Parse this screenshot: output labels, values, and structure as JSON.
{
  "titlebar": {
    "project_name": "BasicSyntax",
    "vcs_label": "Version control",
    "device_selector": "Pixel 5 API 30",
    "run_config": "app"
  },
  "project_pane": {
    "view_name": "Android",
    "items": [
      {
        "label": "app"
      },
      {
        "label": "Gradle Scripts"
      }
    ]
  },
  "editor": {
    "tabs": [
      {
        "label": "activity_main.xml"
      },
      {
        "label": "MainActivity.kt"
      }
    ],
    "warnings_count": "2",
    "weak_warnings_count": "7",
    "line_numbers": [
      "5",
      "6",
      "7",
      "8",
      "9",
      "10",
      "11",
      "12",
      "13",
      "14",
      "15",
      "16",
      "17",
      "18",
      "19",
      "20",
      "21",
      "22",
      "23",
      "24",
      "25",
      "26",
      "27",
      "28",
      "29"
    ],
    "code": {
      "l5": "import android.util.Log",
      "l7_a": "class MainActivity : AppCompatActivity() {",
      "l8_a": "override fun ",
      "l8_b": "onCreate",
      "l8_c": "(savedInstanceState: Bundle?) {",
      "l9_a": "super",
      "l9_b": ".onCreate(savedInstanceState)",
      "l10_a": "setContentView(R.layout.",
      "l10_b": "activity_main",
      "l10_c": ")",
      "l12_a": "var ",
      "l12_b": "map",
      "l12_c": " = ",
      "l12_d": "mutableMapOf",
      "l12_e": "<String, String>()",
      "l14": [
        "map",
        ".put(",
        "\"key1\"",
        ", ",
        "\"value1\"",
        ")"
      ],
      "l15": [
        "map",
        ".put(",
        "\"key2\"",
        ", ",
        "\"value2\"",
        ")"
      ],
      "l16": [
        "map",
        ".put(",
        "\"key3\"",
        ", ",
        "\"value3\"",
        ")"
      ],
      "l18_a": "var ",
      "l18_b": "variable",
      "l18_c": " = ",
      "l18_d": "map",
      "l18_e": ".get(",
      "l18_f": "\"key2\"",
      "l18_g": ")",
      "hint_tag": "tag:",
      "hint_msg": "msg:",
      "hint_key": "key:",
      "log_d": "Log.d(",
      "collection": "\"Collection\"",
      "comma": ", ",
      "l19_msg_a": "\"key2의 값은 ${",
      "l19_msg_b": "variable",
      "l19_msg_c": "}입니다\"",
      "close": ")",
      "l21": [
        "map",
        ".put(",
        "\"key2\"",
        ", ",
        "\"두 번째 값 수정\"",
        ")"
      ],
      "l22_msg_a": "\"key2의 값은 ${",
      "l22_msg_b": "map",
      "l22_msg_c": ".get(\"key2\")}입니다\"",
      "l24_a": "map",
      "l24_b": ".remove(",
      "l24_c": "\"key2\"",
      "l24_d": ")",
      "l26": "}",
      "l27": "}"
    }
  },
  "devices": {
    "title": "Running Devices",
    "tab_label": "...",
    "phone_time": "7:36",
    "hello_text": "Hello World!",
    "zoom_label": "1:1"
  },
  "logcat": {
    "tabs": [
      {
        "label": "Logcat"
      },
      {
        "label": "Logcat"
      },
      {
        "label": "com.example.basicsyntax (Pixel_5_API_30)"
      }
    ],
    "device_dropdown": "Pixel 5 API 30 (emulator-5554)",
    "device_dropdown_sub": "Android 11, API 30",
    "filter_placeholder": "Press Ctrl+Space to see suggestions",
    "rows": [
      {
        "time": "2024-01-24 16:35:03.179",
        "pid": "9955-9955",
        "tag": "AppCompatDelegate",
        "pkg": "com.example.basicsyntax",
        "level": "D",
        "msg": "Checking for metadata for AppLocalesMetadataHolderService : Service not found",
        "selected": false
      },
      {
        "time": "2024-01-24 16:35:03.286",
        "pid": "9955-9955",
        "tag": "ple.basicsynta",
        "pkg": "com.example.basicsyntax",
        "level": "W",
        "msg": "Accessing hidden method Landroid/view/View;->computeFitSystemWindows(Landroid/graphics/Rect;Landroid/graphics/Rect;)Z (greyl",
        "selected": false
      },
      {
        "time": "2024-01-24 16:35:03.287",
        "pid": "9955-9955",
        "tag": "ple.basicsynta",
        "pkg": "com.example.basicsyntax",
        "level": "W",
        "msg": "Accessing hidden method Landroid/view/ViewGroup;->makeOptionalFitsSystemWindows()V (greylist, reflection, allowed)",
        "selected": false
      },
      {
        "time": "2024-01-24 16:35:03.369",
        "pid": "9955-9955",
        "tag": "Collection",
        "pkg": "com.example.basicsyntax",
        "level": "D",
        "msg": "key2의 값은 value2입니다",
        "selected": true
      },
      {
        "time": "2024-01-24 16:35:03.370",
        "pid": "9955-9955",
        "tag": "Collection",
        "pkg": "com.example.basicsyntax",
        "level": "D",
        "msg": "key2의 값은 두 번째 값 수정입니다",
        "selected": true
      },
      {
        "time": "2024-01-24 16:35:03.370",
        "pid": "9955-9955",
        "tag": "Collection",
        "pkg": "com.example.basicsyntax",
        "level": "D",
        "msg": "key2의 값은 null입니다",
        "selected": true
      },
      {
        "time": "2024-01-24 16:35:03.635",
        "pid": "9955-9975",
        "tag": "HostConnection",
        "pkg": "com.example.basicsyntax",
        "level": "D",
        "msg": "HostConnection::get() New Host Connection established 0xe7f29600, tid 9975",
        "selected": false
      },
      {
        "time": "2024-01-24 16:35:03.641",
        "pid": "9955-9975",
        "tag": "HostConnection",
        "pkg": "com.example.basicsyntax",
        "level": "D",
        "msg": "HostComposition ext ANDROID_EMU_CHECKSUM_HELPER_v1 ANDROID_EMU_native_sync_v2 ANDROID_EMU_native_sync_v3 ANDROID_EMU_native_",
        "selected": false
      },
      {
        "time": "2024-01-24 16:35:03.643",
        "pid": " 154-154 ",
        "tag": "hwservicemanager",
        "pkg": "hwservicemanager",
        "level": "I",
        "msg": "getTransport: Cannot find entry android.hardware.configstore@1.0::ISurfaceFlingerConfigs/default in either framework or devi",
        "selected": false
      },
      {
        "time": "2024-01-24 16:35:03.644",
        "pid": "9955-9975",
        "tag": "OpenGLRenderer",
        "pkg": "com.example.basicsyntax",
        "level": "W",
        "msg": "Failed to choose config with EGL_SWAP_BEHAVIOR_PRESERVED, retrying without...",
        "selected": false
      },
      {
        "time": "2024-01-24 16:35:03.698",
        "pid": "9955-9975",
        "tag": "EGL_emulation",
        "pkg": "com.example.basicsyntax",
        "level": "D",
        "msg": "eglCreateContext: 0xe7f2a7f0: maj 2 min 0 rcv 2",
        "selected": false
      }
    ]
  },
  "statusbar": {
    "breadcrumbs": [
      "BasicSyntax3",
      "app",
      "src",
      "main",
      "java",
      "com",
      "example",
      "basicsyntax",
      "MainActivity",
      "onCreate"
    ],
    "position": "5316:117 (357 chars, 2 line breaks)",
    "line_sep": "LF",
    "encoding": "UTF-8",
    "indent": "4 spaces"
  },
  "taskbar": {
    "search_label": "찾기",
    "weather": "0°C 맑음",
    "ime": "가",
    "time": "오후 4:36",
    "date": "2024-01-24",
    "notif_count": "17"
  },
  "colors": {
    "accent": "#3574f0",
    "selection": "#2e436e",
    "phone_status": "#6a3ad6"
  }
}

==============================

### Your task
Exactly as they are written, print the entries again.

### Output
Parse this screenshot: output labels, values, and structure as JSON.
{
  "titlebar": {
    "project_name": "BasicSyntax",
    "vcs_label": "Version control",
    "device_selector": "Pixel 5 API 30",
    "run_config": "app"
  },
  "project_pane": {
    "view_name": "Android",
    "items": [
      {
        "label": "app"
      },
      {
        "label": "Gradle Scripts"
      }
    ]
  },
  "editor": {
    "tabs": [
      {
        "label": "activity_main.xml"
      },
      {
        "label": "MainActivity.kt"
      }
    ],
    "warnings_count": "2",
    "weak_warnings_count": "7",
    "line_numbers": [
      "5",
      "6",
      "7",
      "8",
      "9",
      "10",
      "11",
      "12",
      "13",
      "14",
      "15",
      "16",
      "17",
      "18",
      "19",
      "20",
      "21",
      "22",
      "23",
      "24",
      "25",
      "26",
      "27",
      "28",
      "29"
    ],
    "code": {
      "l5": "import android.util.Log",
      "l7_a": "class MainActivity : AppCompatActivity() {",
      "l8_a": "override fun ",
      "l8_b": "onCreate",
      "l8_c": "(savedInstanceState: Bundle?) {",
      "l9_a": "super",
      "l9_b": ".onCreate(savedInstanceState)",
      "l10_a": "setContentView(R.layout.",
      "l10_b": "activity_main",
      "l10_c": ")",
      "l12_a": "var ",
      "l12_b": "map",
      "l12_c": " = ",
      "l12_d": "mutableMapOf",
      "l12_e": "<String, String>()",
      "l14": [
        "map",
        ".put(",
        "\"key1\"",
        ", ",
        "\"value1\"",
        ")"
      ],
      "l15": [
        "map",
        ".put(",
        "\"key2\"",
        ", ",
        "\"value2\"",
        ")"
      ],
      "l16": [
        "map",
        ".put(",
        "\"key3\"",
        ", ",
        "\"value3\"",
        ")"
      ],
      "l18_a": "var ",
      "l18_b": "variable",
      "l18_c": " = ",
      "l18_d": "map",
      "l18_e": ".get(",
      "l18_f": "\"key2\"",
      "l18_g": ")",
      "hint_tag": "tag:",
      "hint_msg": "msg:",
      "hint_key": "key:",
      "log_d": "Log.d(",
      "collection": "\"Collection\"",
      "comma": ", ",
      "l19_msg_a": "\"key2의 값은 ${",
      "l19_msg_b": "variable",
      "l19_msg_c": "}입니다\"",
      "close": ")",
      "l21": [
        "map",
        ".put(",
        "\"key2\"",
        ", ",
        "\"두 번째 값 수정\"",
        ")"
      ],
      "l22_msg_a": "\"key2의 값은 ${",
      "l22_msg_b": "map",
      "l22_msg_c": ".get(\"key2\")}입니다\"",
      "l24_a": "map",
      "l24_b": ".remove(",
      "l24_c": "\"key2\"",
      "l24_d": ")",
      "l26": "}",
      "l27": "}"
    }
  },
  "devices": {
    "title": "Running Devices",
    "tab_label": "...",
    "phone_time": "7:36",
    "hello_text": "Hello World!",
    "zoom_label": "1:1"
  },
  "logcat": {
    "tabs": [
      {
        "label": "Logcat"
      },
      {
        "label": "Logcat"
      },
      {
        "label": "com.example.basicsyntax (Pixel_5_API_30)"
      }
    ],
    "device_dropdown": "Pixel 5 API 30 (emulator-5554)",
    "device_dropdown_sub": "Android 11, API 30",
    "filter_placeholder": "Press Ctrl+Space to see suggestions",
    "rows": [
      {
        "time": "2024-01-24 16:35:03.179",
        "pid": "9955-9955",
        "tag": "AppCompatDelegate",
        "pkg": "com.example.basicsyntax",
        "level": "D",
        "msg": "Checking for metadata for AppLocalesMetadataHolderService : Service not found",
        "selected": false
      },
      {
        "time": "2024-01-24 16:35:03.286",
        "pid": "9955-9955",
        "tag": "ple.basicsynta",
        "pkg": "com.example.basicsyntax",
        "level": "W",
        "msg": "Accessing hidden method Landroid/view/View;->computeFitSystemWindows(Landroid/graphics/Rect;Landroid/graphics/Rect;)Z (greyl",
        "selected": false
      },
      {
        "time": "2024-01-24 16:35:03.287",
        "pid": "9955-9955",
        "tag": "ple.basicsynta",
        "pkg": "com.example.basicsyntax",
        "level": "W",
        "msg": "Accessing hidden method Landroid/view/ViewGroup;->makeOptionalFitsSystemWindows()V (greylist, reflection, allowed)",
        "selected": false
      },
      {
        "time": "2024-01-24 16:35:03.369",
        "pid": "9955-9955",
        "tag": "Collection",
        "pkg": "com.example.basicsyntax",
        "level": "D",
        "msg": "key2의 값은 value2입니다",
        "selected": true
      },
      {
        "time": "2024-01-24 16:35:03.370",
        "pid": "9955-9955",
        "tag": "Collection",
        "pkg": "com.example.basicsyntax",
        "level": "D",
        "msg": "key2의 값은 두 번째 값 수정입니다",
        "selected": true
      },
      {
        "time": "2024-01-24 16:35:03.370",
        "pid": "9955-9955",
        "tag": "Collection",
        "pkg": "com.example.basicsyntax",
        "level": "D",
        "msg": "key2의 값은 null입니다",
        "selected": true
      },
      {
        "time": "2024-01-24 16:35:03.635",
        "pid": "9955-9975",
        "tag": "HostConnection",
        "pkg": "com.example.basicsyntax",
        "level": "D",
        "msg": "HostConnection::get() New Host Connection established 0xe7f29600, tid 9975",
        "selected": false
      },
      {
        "time": "2024-01-24 16:35:03.641",
        "pid": "9955-9975",
        "tag": "HostConnection",
        "pkg": "com.example.basicsyntax",
        "level": "D",
        "msg": "HostComposition ext ANDROID_EMU_CHECKSUM_HELPER_v1 ANDROID_EMU_native_sync_v2 ANDROID_EMU_native_sync_v3 ANDROID_EMU_native_",
        "selected": false
      },
      {
        "time": "2024-01-24 16:35:03.643",
        "pid": " 154-154 ",
        "tag": "hwservicemanager",
        "pkg": "hwservicemanager",
        "level": "I",
        "msg": "getTransport: Cannot find entry android.hardware.configstore@1.0::ISurfaceFlingerConfigs/default in either framework or devi",
        "selected": false
      },
      {
        "time": "2024-01-24 16:35:03.644",
        "pid": "9955-9975",
        "tag": "OpenGLRenderer",
        "pkg": "com.example.basicsyntax",
        "level": "W",
        "msg": "Failed to choose config with EGL_SWAP_BEHAVIOR_PRESERVED, retrying without...",
        "selected": false
      },
      {
        "time": "2024-01-24 16:35:03.698",
        "pid": "9955-9975",
        "tag": "EGL_emulation",
        "pkg": "com.example.basicsyntax",
        "level": "D",
        "msg": "eglCreateContext: 0xe7f2a7f0: maj 2 min 0 rcv 2",
        "selected": false
      }
    ]
  },
  "statusbar": {
    "breadcrumbs": [
      "BasicSyntax3",
      "app",
      "src",
      "main",
      "java",
      "com",
      "example",
      "basicsyntax",
      "MainActivity",
      "onCreate"
    ],
    "position": "5316:117 (357 chars, 2 line breaks)",
    "line_sep": "LF",
    "encoding": "UTF-8",
    "indent": "4 spaces"
  },
  "taskbar": {
    "search_label": "찾기",
    "weather": "0°C 맑음",
    "ime": "가",
    "time": "오후 4:36",
    "date": "2024-01-24",
    "notif_count": "17"
  },
  "colors": {
    "accent": "#3574f0",
    "selection": "#2e436e",
    "phone_status": "#6a3ad6"
  }
}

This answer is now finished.